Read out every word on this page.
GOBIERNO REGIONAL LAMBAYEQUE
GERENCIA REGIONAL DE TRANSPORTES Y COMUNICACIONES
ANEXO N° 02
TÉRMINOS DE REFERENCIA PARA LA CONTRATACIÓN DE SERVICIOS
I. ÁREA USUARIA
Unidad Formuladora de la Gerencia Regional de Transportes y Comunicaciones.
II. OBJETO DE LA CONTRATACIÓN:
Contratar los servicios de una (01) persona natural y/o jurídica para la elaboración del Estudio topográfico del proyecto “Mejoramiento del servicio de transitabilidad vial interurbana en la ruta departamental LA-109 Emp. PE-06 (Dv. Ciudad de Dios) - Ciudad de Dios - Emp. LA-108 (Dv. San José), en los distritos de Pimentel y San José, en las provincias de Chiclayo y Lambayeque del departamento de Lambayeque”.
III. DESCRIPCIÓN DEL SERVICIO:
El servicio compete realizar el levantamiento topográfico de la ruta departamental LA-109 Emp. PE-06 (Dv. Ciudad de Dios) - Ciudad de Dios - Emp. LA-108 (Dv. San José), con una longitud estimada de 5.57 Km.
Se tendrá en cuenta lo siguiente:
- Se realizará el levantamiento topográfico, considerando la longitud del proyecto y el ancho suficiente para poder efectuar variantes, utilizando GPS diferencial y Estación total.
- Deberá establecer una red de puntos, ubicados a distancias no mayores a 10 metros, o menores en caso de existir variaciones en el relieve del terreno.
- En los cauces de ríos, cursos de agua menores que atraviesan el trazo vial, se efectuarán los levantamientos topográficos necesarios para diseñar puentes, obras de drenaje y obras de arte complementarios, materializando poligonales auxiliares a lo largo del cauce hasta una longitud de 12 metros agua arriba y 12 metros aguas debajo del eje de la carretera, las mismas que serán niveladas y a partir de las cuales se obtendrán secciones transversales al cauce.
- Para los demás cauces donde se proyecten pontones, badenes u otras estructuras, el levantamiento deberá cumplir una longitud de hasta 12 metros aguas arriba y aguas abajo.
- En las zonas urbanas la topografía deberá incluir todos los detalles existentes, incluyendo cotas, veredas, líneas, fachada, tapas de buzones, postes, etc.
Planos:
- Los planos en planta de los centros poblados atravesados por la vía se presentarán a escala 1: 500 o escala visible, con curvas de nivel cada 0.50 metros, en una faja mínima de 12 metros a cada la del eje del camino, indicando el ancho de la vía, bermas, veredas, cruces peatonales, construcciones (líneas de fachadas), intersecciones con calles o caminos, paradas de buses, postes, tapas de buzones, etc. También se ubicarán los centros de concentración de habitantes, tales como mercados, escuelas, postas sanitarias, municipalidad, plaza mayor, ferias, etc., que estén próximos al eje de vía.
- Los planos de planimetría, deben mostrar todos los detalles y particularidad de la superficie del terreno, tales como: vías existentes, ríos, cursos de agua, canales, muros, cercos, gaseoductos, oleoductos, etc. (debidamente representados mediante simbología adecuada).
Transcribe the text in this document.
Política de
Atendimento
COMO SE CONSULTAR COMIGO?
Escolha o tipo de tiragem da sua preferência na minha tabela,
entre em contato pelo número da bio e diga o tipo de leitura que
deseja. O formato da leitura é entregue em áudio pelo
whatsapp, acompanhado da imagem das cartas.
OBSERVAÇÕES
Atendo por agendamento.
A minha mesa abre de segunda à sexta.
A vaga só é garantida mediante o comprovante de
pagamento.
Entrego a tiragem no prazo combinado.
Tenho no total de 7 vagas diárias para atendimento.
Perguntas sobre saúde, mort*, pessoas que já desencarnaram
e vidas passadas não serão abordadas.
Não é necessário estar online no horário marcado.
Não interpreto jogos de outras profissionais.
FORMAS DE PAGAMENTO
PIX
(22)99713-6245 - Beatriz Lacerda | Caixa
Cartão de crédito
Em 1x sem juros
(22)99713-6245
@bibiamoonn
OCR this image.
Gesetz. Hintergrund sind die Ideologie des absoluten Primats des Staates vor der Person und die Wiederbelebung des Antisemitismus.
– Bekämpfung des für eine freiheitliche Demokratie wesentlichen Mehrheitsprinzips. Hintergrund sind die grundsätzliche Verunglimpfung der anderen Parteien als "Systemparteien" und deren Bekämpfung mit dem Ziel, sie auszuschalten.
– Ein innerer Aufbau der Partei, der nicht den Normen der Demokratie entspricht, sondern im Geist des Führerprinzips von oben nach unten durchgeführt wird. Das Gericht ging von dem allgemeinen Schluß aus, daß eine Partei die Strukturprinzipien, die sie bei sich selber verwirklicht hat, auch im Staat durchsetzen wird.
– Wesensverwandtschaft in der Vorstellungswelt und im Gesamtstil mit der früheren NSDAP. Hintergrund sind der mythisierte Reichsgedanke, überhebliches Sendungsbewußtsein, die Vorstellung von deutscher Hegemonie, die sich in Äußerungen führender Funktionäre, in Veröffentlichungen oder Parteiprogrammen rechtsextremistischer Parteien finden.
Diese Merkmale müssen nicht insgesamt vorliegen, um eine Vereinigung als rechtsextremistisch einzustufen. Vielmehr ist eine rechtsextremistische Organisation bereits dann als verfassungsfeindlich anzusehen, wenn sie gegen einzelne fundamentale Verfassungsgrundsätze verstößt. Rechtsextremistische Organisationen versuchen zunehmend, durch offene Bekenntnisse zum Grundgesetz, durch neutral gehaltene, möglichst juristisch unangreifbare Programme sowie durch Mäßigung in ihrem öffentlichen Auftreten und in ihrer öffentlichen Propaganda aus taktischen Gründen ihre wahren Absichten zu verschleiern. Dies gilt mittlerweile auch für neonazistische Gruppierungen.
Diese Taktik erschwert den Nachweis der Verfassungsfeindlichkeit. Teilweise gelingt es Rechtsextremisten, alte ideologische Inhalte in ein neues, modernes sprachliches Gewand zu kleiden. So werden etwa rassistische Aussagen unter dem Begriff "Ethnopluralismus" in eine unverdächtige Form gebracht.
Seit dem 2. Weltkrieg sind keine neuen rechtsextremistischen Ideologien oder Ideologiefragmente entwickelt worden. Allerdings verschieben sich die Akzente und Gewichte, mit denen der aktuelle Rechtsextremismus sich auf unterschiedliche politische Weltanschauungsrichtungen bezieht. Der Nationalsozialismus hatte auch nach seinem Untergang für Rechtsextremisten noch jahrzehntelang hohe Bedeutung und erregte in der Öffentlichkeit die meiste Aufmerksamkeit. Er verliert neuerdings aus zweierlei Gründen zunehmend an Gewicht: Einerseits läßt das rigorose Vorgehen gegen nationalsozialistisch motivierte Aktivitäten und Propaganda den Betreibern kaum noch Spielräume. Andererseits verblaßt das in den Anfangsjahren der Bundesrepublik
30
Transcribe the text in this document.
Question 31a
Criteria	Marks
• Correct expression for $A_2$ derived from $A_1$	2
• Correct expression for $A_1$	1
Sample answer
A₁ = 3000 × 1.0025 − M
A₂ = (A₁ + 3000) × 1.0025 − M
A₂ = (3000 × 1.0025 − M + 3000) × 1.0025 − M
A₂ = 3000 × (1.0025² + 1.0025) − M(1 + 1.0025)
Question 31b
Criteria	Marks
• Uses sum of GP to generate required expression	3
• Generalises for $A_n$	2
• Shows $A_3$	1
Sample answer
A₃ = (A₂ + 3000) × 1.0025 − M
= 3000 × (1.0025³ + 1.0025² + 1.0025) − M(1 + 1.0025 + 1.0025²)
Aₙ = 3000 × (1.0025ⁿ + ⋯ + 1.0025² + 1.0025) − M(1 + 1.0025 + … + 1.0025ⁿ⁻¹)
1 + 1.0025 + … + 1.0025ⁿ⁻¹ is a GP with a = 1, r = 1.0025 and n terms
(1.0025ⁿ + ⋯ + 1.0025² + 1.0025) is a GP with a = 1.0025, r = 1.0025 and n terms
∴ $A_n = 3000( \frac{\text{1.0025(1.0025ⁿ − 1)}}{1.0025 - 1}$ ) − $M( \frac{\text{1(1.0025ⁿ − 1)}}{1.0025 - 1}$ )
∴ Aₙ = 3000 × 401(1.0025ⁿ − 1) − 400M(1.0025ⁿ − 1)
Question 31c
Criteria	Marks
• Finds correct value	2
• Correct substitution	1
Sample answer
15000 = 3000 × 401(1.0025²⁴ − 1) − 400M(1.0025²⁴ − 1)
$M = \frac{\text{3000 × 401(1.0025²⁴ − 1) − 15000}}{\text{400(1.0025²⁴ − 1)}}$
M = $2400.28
+---+
▶ _WHAT YOU ARE ASKED TO DO_:
Where a line above holds the string "terms", show that line.

▶ _WRITTEN REPLY_:
1 + 1.0025 + … + 1.0025ⁿ⁻¹ is a GP with a = 1, r = 1.0025 and n terms
(1.0025ⁿ + ⋯ + 1.0025² + 1.0025) is a GP with a = 1.0025, r = 1.0025 and n terms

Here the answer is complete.